[To be done]
Leave the pictures out, and retype all of the material exactly as written.

[Records to process]
◇ ◇ ◇ ◇
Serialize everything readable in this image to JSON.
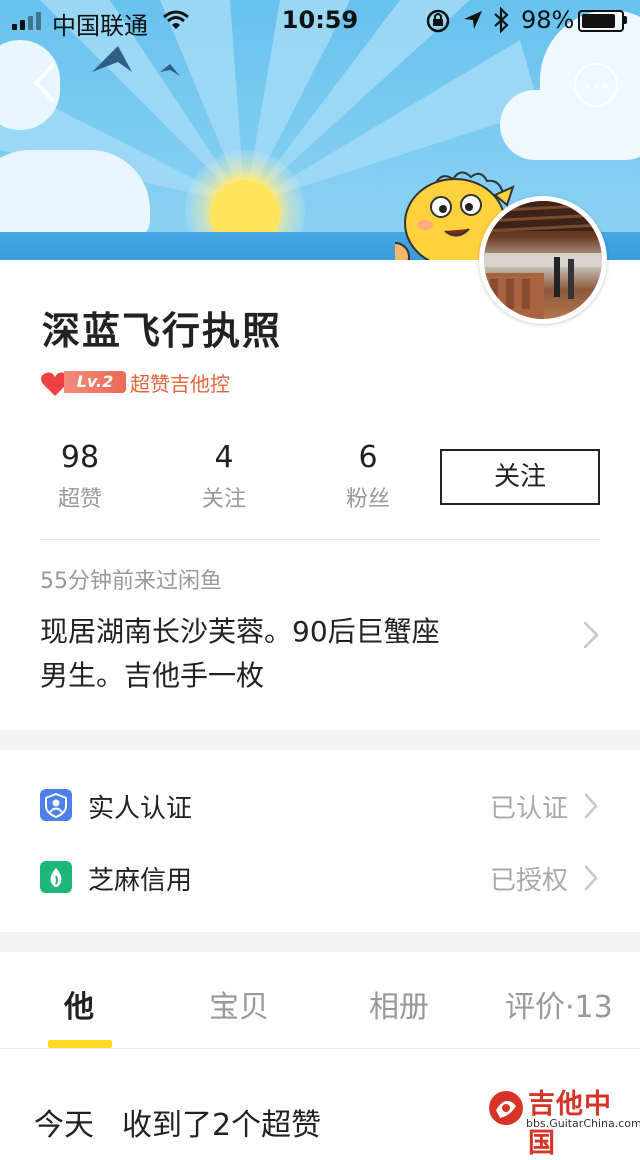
{
  "status_bar": {
    "carrier": "中国联通",
    "time": "10:59",
    "battery_percent": "98%",
    "battery_level": 0.98
  },
  "profile": {
    "nickname": "深蓝飞行执照",
    "level": "Lv.2",
    "level_title": "超赞吉他控",
    "stats": [
      {
        "value": "98",
        "label": "超赞"
      },
      {
        "value": "4",
        "label": "关注"
      },
      {
        "value": "6",
        "label": "粉丝"
      }
    ],
    "follow_label": "关注",
    "last_seen": "55分钟前来过闲鱼",
    "bio_line1": "现居湖南长沙芙蓉。90后巨蟹座",
    "bio_line2": "男生。吉他手一枚"
  },
  "verifications": [
    {
      "label": "实人认证",
      "status": "已认证",
      "icon": "user-verify-icon",
      "color": "#4a80e8"
    },
    {
      "label": "芝麻信用",
      "status": "已授权",
      "icon": "sesame-credit-icon",
      "color": "#1bb879"
    }
  ],
  "tabs": [
    {
      "label": "他",
      "active": true
    },
    {
      "label": "宝贝",
      "active": false
    },
    {
      "label": "相册",
      "active": false
    },
    {
      "label": "评价·13",
      "active": false
    }
  ],
  "feed": {
    "day": "今天",
    "text": "收到了2个超赞"
  },
  "watermark": {
    "text": "吉他中国",
    "url": "bbs.GuitarChina.com"
  },
  "colors": {
    "accent": "#ffda22",
    "level_text": "#e4643b",
    "sky": "#67c2ee"
  }
}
◇ ◇ ◇ ◇
[Solution below]
Serialize everything readable in this image to JSON.
{
  "status_bar": {
    "carrier": "中国联通",
    "time": "10:59",
    "battery_percent": "98%",
    "battery_level": 0.98
  },
  "profile": {
    "nickname": "深蓝飞行执照",
    "level": "Lv.2",
    "level_title": "超赞吉他控",
    "stats": [
      {
        "value": "98",
        "label": "超赞"
      },
      {
        "value": "4",
        "label": "关注"
      },
      {
        "value": "6",
        "label": "粉丝"
      }
    ],
    "follow_label": "关注",
    "last_seen": "55分钟前来过闲鱼",
    "bio_line1": "现居湖南长沙芙蓉。90后巨蟹座",
    "bio_line2": "男生。吉他手一枚"
  },
  "verifications": [
    {
      "label": "实人认证",
      "status": "已认证",
      "icon": "user-verify-icon",
      "color": "#4a80e8"
    },
    {
      "label": "芝麻信用",
      "status": "已授权",
      "icon": "sesame-credit-icon",
      "color": "#1bb879"
    }
  ],
  "tabs": [
    {
      "label": "他",
      "active": true
    },
    {
      "label": "宝贝",
      "active": false
    },
    {
      "label": "相册",
      "active": false
    },
    {
      "label": "评价·13",
      "active": false
    }
  ],
  "feed": {
    "day": "今天",
    "text": "收到了2个超赞"
  },
  "watermark": {
    "text": "吉他中国",
    "url": "bbs.GuitarChina.com"
  },
  "colors": {
    "accent": "#ffda22",
    "level_text": "#e4643b",
    "sky": "#67c2ee"
  }
}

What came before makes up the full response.